**Stated task**
Set down the whole listing verbatim.

**Dataset rows**
○ ○ ○ ○ ○

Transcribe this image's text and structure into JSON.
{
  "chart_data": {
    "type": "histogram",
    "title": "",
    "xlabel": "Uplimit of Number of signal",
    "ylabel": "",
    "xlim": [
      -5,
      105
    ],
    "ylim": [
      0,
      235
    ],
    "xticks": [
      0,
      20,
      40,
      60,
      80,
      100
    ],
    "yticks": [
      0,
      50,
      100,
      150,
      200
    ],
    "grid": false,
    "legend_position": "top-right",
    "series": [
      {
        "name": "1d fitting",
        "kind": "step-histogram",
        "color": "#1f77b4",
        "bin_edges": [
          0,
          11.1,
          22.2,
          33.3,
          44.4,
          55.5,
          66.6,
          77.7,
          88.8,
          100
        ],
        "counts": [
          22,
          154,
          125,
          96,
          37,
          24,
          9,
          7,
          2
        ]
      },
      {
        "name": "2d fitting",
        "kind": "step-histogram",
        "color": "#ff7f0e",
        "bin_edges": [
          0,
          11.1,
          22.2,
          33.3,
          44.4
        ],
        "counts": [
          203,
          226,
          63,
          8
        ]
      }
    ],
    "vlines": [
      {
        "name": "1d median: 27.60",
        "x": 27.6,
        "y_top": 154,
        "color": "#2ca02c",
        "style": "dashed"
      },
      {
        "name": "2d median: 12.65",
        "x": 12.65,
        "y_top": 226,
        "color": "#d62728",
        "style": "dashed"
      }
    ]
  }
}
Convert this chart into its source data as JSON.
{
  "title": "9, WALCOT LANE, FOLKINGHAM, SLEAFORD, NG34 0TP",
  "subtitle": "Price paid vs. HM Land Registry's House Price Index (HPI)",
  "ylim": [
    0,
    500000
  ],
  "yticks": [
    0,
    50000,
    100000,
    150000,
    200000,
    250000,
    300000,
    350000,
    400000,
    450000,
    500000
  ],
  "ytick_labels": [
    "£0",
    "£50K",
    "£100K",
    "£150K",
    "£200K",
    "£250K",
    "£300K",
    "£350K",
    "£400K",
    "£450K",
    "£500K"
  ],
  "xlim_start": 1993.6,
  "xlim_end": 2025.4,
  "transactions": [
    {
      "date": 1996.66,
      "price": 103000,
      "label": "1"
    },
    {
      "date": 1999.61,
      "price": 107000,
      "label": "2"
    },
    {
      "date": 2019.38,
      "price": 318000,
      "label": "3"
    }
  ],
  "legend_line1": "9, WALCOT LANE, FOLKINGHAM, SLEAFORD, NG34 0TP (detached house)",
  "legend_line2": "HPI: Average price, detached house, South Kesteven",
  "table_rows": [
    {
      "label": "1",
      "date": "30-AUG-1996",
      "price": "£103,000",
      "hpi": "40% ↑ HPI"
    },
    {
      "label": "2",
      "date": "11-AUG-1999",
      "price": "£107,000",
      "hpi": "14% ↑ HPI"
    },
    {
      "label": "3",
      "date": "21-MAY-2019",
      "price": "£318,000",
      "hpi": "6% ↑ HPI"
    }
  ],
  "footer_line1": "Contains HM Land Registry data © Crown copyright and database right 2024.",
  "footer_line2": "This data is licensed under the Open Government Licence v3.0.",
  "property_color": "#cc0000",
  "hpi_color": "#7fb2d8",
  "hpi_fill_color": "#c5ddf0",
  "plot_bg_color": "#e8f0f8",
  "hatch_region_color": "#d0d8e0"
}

○ ○ ○ ○ ○

**Solution below**
Transcribe this image's text and structure into JSON.
{
  "chart_data": {
    "type": "histogram",
    "title": "",
    "xlabel": "Uplimit of Number of signal",
    "ylabel": "",
    "xlim": [
      -5,
      105
    ],
    "ylim": [
      0,
      235
    ],
    "xticks": [
      0,
      20,
      40,
      60,
      80,
      100
    ],
    "yticks": [
      0,
      50,
      100,
      150,
      200
    ],
    "grid": false,
    "legend_position": "top-right",
    "series": [
      {
        "name": "1d fitting",
        "kind": "step-histogram",
        "color": "#1f77b4",
        "bin_edges": [
          0,
          11.1,
          22.2,
          33.3,
          44.4,
          55.5,
          66.6,
          77.7,
          88.8,
          100
        ],
        "counts": [
          22,
          154,
          125,
          96,
          37,
          24,
          9,
          7,
          2
        ]
      },
      {
        "name": "2d fitting",
        "kind": "step-histogram",
        "color": "#ff7f0e",
        "bin_edges": [
          0,
          11.1,
          22.2,
          33.3,
          44.4
        ],
        "counts": [
          203,
          226,
          63,
          8
        ]
      }
    ],
    "vlines": [
      {
        "name": "1d median: 27.60",
        "x": 27.6,
        "y_top": 154,
        "color": "#2ca02c",
        "style": "dashed"
      },
      {
        "name": "2d median: 12.65",
        "x": 12.65,
        "y_top": 226,
        "color": "#d62728",
        "style": "dashed"
      }
    ]
  }
}
Convert this chart into its source data as JSON.
{
  "title": "9, WALCOT LANE, FOLKINGHAM, SLEAFORD, NG34 0TP",
  "subtitle": "Price paid vs. HM Land Registry's House Price Index (HPI)",
  "ylim": [
    0,
    500000
  ],
  "yticks": [
    0,
    50000,
    100000,
    150000,
    200000,
    250000,
    300000,
    350000,
    400000,
    450000,
    500000
  ],
  "ytick_labels": [
    "£0",
    "£50K",
    "£100K",
    "£150K",
    "£200K",
    "£250K",
    "£300K",
    "£350K",
    "£400K",
    "£450K",
    "£500K"
  ],
  "xlim_start": 1993.6,
  "xlim_end": 2025.4,
  "transactions": [
    {
      "date": 1996.66,
      "price": 103000,
      "label": "1"
    },
    {
      "date": 1999.61,
      "price": 107000,
      "label": "2"
    },
    {
      "date": 2019.38,
      "price": 318000,
      "label": "3"
    }
  ],
  "legend_line1": "9, WALCOT LANE, FOLKINGHAM, SLEAFORD, NG34 0TP (detached house)",
  "legend_line2": "HPI: Average price, detached house, South Kesteven",
  "table_rows": [
    {
      "label": "1",
      "date": "30-AUG-1996",
      "price": "£103,000",
      "hpi": "40% ↑ HPI"
    },
    {
      "label": "2",
      "date": "11-AUG-1999",
      "price": "£107,000",
      "hpi": "14% ↑ HPI"
    },
    {
      "label": "3",
      "date": "21-MAY-2019",
      "price": "£318,000",
      "hpi": "6% ↑ HPI"
    }
  ],
  "footer_line1": "Contains HM Land Registry data © Crown copyright and database right 2024.",
  "footer_line2": "This data is licensed under the Open Government Licence v3.0.",
  "property_color": "#cc0000",
  "hpi_color": "#7fb2d8",
  "hpi_fill_color": "#c5ddf0",
  "plot_bg_color": "#e8f0f8",
  "hatch_region_color": "#d0d8e0"
}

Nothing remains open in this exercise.